▸ ITEMS:
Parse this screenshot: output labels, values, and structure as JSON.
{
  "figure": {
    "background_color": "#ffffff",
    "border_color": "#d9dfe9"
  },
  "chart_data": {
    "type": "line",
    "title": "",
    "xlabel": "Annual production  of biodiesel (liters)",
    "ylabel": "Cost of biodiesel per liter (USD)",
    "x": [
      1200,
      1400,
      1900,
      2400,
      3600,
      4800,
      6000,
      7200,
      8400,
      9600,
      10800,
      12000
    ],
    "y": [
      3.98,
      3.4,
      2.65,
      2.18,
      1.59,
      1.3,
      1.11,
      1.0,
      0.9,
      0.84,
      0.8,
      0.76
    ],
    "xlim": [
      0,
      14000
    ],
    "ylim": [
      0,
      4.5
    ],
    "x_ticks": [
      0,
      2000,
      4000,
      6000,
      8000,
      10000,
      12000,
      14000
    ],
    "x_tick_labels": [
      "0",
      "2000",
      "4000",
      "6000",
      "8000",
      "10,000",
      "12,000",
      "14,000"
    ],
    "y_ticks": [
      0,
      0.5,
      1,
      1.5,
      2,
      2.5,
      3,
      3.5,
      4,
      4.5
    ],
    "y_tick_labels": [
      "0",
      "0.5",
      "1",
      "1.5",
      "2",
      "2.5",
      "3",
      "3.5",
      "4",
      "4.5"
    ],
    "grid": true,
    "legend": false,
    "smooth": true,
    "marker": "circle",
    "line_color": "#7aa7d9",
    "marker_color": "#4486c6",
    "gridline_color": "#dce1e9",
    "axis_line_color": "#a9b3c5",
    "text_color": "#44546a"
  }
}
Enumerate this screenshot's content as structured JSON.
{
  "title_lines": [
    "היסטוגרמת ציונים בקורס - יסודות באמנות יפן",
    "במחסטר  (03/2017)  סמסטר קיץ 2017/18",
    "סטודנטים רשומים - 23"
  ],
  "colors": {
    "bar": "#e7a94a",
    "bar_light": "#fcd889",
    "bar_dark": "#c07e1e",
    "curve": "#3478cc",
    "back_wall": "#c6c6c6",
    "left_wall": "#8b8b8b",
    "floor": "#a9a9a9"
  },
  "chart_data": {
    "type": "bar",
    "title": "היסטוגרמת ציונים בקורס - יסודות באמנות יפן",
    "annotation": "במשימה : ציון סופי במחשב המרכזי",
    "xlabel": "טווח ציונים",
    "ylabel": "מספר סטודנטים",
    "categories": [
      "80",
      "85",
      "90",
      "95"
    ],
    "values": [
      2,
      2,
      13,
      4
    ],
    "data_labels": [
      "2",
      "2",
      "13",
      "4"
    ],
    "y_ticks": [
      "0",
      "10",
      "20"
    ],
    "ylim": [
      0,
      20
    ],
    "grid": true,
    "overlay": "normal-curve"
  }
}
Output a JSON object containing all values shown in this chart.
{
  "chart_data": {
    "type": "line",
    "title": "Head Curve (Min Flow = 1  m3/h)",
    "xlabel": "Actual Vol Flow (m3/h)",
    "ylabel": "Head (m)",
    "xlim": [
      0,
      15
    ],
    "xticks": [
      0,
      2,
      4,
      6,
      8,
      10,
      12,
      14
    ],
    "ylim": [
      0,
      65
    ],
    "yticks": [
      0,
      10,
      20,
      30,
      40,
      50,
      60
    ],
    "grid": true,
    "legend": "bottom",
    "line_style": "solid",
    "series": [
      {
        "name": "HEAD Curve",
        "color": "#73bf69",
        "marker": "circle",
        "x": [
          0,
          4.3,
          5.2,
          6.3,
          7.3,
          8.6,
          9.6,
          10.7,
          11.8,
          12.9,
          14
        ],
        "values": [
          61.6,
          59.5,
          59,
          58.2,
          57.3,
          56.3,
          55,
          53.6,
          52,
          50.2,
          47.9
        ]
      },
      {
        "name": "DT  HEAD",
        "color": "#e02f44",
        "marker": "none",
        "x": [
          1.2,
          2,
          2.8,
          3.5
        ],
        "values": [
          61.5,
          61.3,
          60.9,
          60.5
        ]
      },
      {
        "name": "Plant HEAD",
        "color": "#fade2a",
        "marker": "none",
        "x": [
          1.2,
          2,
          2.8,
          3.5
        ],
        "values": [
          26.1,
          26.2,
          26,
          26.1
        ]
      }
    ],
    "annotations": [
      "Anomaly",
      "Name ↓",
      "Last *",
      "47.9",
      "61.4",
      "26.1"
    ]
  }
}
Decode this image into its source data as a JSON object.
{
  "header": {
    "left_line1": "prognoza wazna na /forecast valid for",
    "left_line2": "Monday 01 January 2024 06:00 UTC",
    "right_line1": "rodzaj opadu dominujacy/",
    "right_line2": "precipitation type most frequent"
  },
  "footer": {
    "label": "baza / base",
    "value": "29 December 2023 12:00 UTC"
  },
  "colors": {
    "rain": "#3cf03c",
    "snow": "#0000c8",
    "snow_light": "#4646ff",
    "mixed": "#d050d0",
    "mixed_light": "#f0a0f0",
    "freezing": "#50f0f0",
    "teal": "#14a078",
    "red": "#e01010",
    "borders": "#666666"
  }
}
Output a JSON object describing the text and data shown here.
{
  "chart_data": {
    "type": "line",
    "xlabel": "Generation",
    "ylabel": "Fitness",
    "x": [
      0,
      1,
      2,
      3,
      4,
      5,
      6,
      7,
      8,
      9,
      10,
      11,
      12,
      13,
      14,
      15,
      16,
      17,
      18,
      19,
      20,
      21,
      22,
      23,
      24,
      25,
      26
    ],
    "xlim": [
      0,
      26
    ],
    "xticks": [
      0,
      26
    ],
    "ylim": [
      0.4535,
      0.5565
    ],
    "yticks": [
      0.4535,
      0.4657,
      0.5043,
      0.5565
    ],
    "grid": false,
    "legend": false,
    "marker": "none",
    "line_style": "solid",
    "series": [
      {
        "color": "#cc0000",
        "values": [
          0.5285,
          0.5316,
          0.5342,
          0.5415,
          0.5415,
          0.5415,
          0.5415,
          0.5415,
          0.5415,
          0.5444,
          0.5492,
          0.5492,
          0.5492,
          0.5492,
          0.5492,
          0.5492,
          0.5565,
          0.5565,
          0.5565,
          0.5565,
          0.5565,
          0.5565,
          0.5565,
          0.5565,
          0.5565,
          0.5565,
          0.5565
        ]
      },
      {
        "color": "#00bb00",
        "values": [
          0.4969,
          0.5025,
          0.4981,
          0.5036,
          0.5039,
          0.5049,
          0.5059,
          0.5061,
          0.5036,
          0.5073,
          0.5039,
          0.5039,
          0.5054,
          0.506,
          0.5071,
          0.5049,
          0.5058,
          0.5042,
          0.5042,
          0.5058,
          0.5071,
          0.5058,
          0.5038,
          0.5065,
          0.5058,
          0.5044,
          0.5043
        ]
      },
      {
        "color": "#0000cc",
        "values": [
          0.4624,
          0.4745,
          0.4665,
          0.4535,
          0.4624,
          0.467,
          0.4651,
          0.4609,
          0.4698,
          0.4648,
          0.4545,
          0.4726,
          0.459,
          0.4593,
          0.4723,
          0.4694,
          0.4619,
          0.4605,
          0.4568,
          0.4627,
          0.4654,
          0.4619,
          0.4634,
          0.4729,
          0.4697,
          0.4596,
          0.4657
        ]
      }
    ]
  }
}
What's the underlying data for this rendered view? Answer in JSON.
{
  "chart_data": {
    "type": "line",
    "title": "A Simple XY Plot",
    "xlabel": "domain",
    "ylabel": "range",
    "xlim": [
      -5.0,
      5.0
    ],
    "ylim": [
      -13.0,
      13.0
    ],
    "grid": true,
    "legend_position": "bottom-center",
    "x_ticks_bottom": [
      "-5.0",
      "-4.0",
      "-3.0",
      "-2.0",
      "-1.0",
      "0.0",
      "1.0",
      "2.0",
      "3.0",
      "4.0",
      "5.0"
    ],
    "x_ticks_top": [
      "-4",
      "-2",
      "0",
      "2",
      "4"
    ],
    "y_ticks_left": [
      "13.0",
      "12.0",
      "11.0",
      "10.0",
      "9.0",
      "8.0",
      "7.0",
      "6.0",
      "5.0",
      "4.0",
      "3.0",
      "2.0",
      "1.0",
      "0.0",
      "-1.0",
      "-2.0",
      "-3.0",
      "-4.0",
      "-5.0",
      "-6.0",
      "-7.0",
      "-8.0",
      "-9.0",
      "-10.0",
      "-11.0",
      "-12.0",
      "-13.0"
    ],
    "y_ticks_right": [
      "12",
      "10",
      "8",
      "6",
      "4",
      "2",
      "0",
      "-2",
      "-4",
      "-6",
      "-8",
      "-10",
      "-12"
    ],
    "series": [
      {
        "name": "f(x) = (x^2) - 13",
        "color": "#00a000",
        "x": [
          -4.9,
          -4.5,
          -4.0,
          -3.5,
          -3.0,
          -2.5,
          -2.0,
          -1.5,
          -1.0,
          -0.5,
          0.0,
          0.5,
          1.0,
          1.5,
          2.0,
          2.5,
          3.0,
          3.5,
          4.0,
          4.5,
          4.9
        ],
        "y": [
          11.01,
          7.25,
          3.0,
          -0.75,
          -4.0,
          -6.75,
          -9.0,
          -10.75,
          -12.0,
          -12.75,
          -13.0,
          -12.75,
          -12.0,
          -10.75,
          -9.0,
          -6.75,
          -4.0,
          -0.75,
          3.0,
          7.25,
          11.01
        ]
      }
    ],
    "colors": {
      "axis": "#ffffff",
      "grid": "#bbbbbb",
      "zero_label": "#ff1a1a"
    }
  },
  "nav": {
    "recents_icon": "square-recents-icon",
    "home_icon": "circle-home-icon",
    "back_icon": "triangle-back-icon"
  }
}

▸ EXERCISE OBJECTIVE: Determine the number of lines in the listing that hold the word "ffffff", and supply that number and nothing further.

▸ THE REPLY: 2